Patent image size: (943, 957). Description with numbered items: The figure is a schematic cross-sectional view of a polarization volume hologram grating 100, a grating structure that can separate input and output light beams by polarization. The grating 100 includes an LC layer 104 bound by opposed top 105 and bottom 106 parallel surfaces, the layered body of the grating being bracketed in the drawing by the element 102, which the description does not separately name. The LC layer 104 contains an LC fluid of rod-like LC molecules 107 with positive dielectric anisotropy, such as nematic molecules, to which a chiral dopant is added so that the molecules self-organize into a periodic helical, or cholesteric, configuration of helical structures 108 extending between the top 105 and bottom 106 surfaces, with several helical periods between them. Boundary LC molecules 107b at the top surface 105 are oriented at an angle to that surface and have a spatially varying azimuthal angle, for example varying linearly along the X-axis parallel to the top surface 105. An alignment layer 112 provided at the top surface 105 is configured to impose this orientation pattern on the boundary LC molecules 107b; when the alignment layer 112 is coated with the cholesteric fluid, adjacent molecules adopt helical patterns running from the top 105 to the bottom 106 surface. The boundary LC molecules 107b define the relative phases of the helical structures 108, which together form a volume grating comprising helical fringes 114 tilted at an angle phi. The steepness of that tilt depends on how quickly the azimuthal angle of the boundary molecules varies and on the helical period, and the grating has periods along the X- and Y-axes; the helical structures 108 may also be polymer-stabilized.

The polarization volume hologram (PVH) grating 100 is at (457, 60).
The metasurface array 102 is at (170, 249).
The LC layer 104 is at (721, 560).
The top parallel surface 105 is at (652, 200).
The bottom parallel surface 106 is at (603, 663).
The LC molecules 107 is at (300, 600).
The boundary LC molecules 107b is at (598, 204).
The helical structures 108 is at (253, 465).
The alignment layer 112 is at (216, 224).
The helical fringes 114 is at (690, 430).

==

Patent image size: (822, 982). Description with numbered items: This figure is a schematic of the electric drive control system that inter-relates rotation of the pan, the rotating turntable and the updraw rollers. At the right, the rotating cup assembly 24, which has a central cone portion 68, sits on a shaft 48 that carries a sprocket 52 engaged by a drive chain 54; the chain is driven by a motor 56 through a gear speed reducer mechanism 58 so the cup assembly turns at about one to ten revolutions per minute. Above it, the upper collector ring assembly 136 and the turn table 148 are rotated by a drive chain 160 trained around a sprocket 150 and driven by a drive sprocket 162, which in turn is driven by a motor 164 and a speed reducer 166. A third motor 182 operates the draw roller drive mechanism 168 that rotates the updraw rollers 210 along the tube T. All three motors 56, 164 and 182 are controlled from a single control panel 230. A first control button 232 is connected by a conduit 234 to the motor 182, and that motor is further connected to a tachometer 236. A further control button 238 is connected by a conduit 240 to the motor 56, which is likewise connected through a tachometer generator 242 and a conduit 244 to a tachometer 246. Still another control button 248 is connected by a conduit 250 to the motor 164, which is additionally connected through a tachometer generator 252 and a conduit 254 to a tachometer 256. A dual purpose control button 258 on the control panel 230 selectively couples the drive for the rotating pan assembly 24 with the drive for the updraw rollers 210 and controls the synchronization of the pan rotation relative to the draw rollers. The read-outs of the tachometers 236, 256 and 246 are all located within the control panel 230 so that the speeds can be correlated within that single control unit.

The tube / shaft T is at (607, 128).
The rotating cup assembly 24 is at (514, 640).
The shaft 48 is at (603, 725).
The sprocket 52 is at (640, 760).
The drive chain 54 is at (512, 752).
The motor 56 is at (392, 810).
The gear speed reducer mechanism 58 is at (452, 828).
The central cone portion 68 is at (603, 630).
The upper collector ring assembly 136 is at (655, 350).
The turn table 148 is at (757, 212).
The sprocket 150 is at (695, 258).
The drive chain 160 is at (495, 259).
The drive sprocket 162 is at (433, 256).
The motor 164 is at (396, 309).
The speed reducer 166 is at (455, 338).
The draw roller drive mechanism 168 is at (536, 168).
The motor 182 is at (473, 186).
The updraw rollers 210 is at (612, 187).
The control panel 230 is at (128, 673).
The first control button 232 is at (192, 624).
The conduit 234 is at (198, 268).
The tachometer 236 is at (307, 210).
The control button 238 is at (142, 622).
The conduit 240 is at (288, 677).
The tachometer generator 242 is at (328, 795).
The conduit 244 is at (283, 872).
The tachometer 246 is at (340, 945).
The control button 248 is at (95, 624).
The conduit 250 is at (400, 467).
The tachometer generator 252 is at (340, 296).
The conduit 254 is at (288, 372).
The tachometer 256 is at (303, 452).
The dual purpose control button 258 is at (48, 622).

...

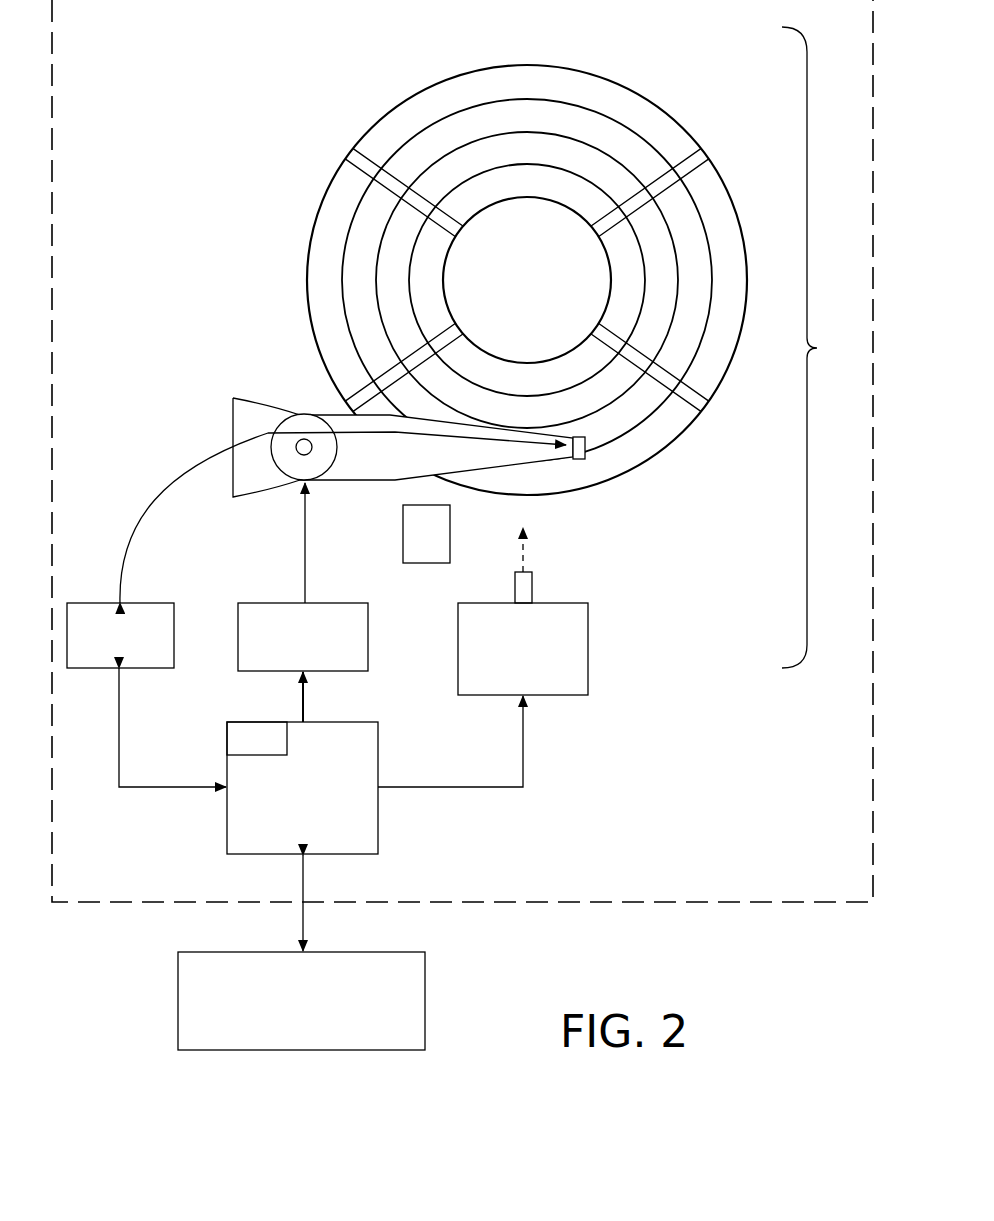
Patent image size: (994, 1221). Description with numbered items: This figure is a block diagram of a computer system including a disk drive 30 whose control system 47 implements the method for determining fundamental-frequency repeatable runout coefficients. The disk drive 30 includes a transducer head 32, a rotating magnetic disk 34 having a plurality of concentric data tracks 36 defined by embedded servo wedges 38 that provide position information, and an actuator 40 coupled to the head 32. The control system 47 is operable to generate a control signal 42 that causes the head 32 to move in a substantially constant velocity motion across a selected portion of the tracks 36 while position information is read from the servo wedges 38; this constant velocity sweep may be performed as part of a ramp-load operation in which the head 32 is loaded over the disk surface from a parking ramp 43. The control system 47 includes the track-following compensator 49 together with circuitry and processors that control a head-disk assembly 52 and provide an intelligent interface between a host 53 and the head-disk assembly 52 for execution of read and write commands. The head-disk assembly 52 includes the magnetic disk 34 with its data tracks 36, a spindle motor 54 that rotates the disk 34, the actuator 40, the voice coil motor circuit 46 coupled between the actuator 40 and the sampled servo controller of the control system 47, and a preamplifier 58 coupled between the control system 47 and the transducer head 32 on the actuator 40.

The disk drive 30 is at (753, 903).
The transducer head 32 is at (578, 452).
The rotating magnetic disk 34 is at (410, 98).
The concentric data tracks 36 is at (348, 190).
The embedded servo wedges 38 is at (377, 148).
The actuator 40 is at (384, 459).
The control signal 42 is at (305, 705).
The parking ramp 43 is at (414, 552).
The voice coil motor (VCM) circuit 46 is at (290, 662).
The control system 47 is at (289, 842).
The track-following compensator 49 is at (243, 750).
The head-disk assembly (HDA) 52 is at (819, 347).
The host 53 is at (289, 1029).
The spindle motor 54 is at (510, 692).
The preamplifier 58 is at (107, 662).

Exercise details: Rewrite the records from the line containing "Patent image size: (994, 1221)." down through the line containing "The actuator 40 is at (384, 459).", replacing "block diagram" with "functional diagram" and leaving everything else unchanged.

Correct result:
Patent image size: (994, 1221). Description with numbered items: This figure is a functional diagram of a computer system including a disk drive 30 whose control system 47 implements the method for determining fundamental-frequency repeatable runout coefficients. The disk drive 30 includes a transducer head 32, a rotating magnetic disk 34 having a plurality of concentric data tracks 36 defined by embedded servo wedges 38 that provide position information, and an actuator 40 coupled to the head 32. The control system 47 is operable to generate a control signal 42 that causes the head 32 to move in a substantially constant velocity motion across a selected portion of the tracks 36 while position information is read from the servo wedges 38; this constant velocity sweep may be performed as part of a ramp-load operation in which the head 32 is loaded over the disk surface from a parking ramp 43. The control system 47 includes the track-following compensator 49 together with circuitry and processors that control a head-disk assembly 52 and provide an intelligent interface between a host 53 and the head-disk assembly 52 for execution of read and write commands. The head-disk assembly 52 includes the magnetic disk 34 with its data tracks 36, a spindle motor 54 that rotates the disk 34, the actuator 40, the voice coil motor circuit 46 coupled between the actuator 40 and the sampled servo controller of the control system 47, and a preamplifier 58 coupled between the control system 47 and the transducer head 32 on the actuator 40.

The disk drive 30 is at (753, 903).
The transducer head 32 is at (578, 452).
The rotating magnetic disk 34 is at (410, 98).
The concentric data tracks 36 is at (348, 190).
The embedded servo wedges 38 is at (377, 148).
The actuator 40 is at (384, 459).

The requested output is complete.